▶ **Records supplied**:
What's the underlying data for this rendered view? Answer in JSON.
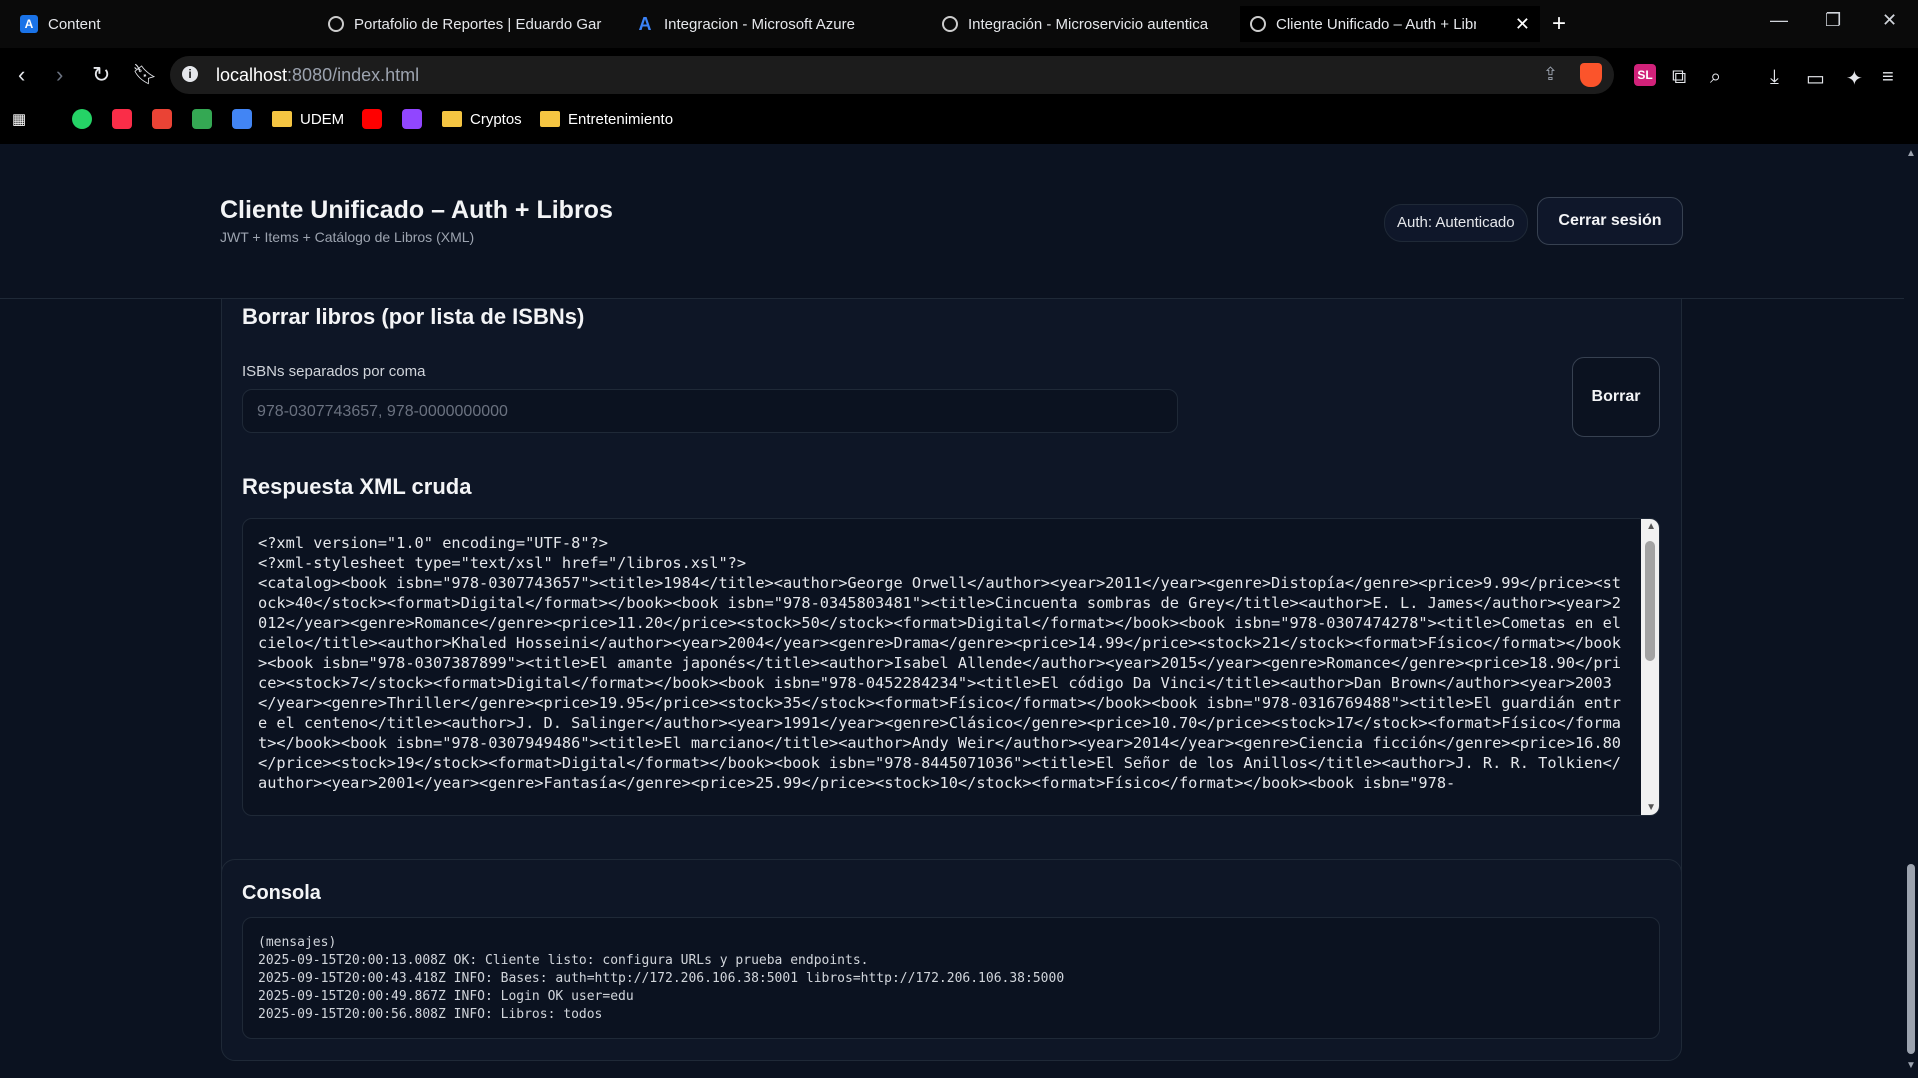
{
  "browser": {
    "tabs": [
      {
        "title": "Content",
        "favicon": "A"
      },
      {
        "title": "Portafolio de Reportes | Eduardo Gar",
        "favicon": "globe"
      },
      {
        "title": "Integracion - Microsoft Azure",
        "favicon": "azure"
      },
      {
        "title": "Integración - Microservicio autentica",
        "favicon": "openai"
      },
      {
        "title": "Cliente Unificado – Auth + Libros",
        "favicon": "globe"
      }
    ],
    "url_host": "localhost",
    "url_rest": ":8080/index.html",
    "bookmarks": [
      "UDEM",
      "Cryptos",
      "Entretenimiento"
    ],
    "ext_sl": "SL"
  },
  "header": {
    "title": "Cliente Unificado – Auth + Libros",
    "subtitle": "JWT + Items + Catálogo de Libros (XML)",
    "auth_status": "Auth: Autenticado",
    "logout_label": "Cerrar sesión"
  },
  "delete_section": {
    "title": "Borrar libros (por lista de ISBNs)",
    "label": "ISBNs separados por coma",
    "placeholder": "978-0307743657, 978-0000000000",
    "button": "Borrar"
  },
  "xml_section": {
    "title": "Respuesta XML cruda",
    "content": "<?xml version=\"1.0\" encoding=\"UTF-8\"?>\n<?xml-stylesheet type=\"text/xsl\" href=\"/libros.xsl\"?>\n<catalog><book isbn=\"978-0307743657\"><title>1984</title><author>George Orwell</author><year>2011</year><genre>Distopía</genre><price>9.99</price><stock>40</stock><format>Digital</format></book><book isbn=\"978-0345803481\"><title>Cincuenta sombras de Grey</title><author>E. L. James</author><year>2012</year><genre>Romance</genre><price>11.20</price><stock>50</stock><format>Digital</format></book><book isbn=\"978-0307474278\"><title>Cometas en el cielo</title><author>Khaled Hosseini</author><year>2004</year><genre>Drama</genre><price>14.99</price><stock>21</stock><format>Físico</format></book><book isbn=\"978-0307387899\"><title>El amante japonés</title><author>Isabel Allende</author><year>2015</year><genre>Romance</genre><price>18.90</price><stock>7</stock><format>Digital</format></book><book isbn=\"978-0452284234\"><title>El código Da Vinci</title><author>Dan Brown</author><year>2003</year><genre>Thriller</genre><price>19.95</price><stock>35</stock><format>Físico</format></book><book isbn=\"978-0316769488\"><title>El guardián entre el centeno</title><author>J. D. Salinger</author><year>1991</year><genre>Clásico</genre><price>10.70</price><stock>17</stock><format>Físico</format></book><book isbn=\"978-0307949486\"><title>El marciano</title><author>Andy Weir</author><year>2014</year><genre>Ciencia ficción</genre><price>16.80</price><stock>19</stock><format>Digital</format></book><book isbn=\"978-8445071036\"><title>El Señor de los Anillos</title><author>J. R. R. Tolkien</author><year>2001</year><genre>Fantasía</genre><price>25.99</price><stock>10</stock><format>Físico</format></book><book isbn=\"978-"
  },
  "console": {
    "title": "Consola",
    "lines": [
      "(mensajes)",
      "2025-09-15T20:00:13.008Z OK: Cliente listo: configura URLs y prueba endpoints.",
      "2025-09-15T20:00:43.418Z INFO: Bases: auth=http://172.206.106.38:5001 libros=http://172.206.106.38:5000",
      "2025-09-15T20:00:49.867Z INFO: Login OK user=edu",
      "2025-09-15T20:00:56.808Z INFO: Libros: todos"
    ]
  }
}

▶ **Directive**:
Without the pictures, extract every entry verbatim.

▶ **Written reply**:
What's the underlying data for this rendered view? Answer in JSON.
{
  "browser": {
    "tabs": [
      {
        "title": "Content",
        "favicon": "A"
      },
      {
        "title": "Portafolio de Reportes | Eduardo Gar",
        "favicon": "globe"
      },
      {
        "title": "Integracion - Microsoft Azure",
        "favicon": "azure"
      },
      {
        "title": "Integración - Microservicio autentica",
        "favicon": "openai"
      },
      {
        "title": "Cliente Unificado – Auth + Libros",
        "favicon": "globe"
      }
    ],
    "url_host": "localhost",
    "url_rest": ":8080/index.html",
    "bookmarks": [
      "UDEM",
      "Cryptos",
      "Entretenimiento"
    ],
    "ext_sl": "SL"
  },
  "header": {
    "title": "Cliente Unificado – Auth + Libros",
    "subtitle": "JWT + Items + Catálogo de Libros (XML)",
    "auth_status": "Auth: Autenticado",
    "logout_label": "Cerrar sesión"
  },
  "delete_section": {
    "title": "Borrar libros (por lista de ISBNs)",
    "label": "ISBNs separados por coma",
    "placeholder": "978-0307743657, 978-0000000000",
    "button": "Borrar"
  },
  "xml_section": {
    "title": "Respuesta XML cruda",
    "content": "<?xml version=\"1.0\" encoding=\"UTF-8\"?>\n<?xml-stylesheet type=\"text/xsl\" href=\"/libros.xsl\"?>\n<catalog><book isbn=\"978-0307743657\"><title>1984</title><author>George Orwell</author><year>2011</year><genre>Distopía</genre><price>9.99</price><stock>40</stock><format>Digital</format></book><book isbn=\"978-0345803481\"><title>Cincuenta sombras de Grey</title><author>E. L. James</author><year>2012</year><genre>Romance</genre><price>11.20</price><stock>50</stock><format>Digital</format></book><book isbn=\"978-0307474278\"><title>Cometas en el cielo</title><author>Khaled Hosseini</author><year>2004</year><genre>Drama</genre><price>14.99</price><stock>21</stock><format>Físico</format></book><book isbn=\"978-0307387899\"><title>El amante japonés</title><author>Isabel Allende</author><year>2015</year><genre>Romance</genre><price>18.90</price><stock>7</stock><format>Digital</format></book><book isbn=\"978-0452284234\"><title>El código Da Vinci</title><author>Dan Brown</author><year>2003</year><genre>Thriller</genre><price>19.95</price><stock>35</stock><format>Físico</format></book><book isbn=\"978-0316769488\"><title>El guardián entre el centeno</title><author>J. D. Salinger</author><year>1991</year><genre>Clásico</genre><price>10.70</price><stock>17</stock><format>Físico</format></book><book isbn=\"978-0307949486\"><title>El marciano</title><author>Andy Weir</author><year>2014</year><genre>Ciencia ficción</genre><price>16.80</price><stock>19</stock><format>Digital</format></book><book isbn=\"978-8445071036\"><title>El Señor de los Anillos</title><author>J. R. R. Tolkien</author><year>2001</year><genre>Fantasía</genre><price>25.99</price><stock>10</stock><format>Físico</format></book><book isbn=\"978-"
  },
  "console": {
    "title": "Consola",
    "lines": [
      "(mensajes)",
      "2025-09-15T20:00:13.008Z OK: Cliente listo: configura URLs y prueba endpoints.",
      "2025-09-15T20:00:43.418Z INFO: Bases: auth=http://172.206.106.38:5001 libros=http://172.206.106.38:5000",
      "2025-09-15T20:00:49.867Z INFO: Login OK user=edu",
      "2025-09-15T20:00:56.808Z INFO: Libros: todos"
    ]
  }
}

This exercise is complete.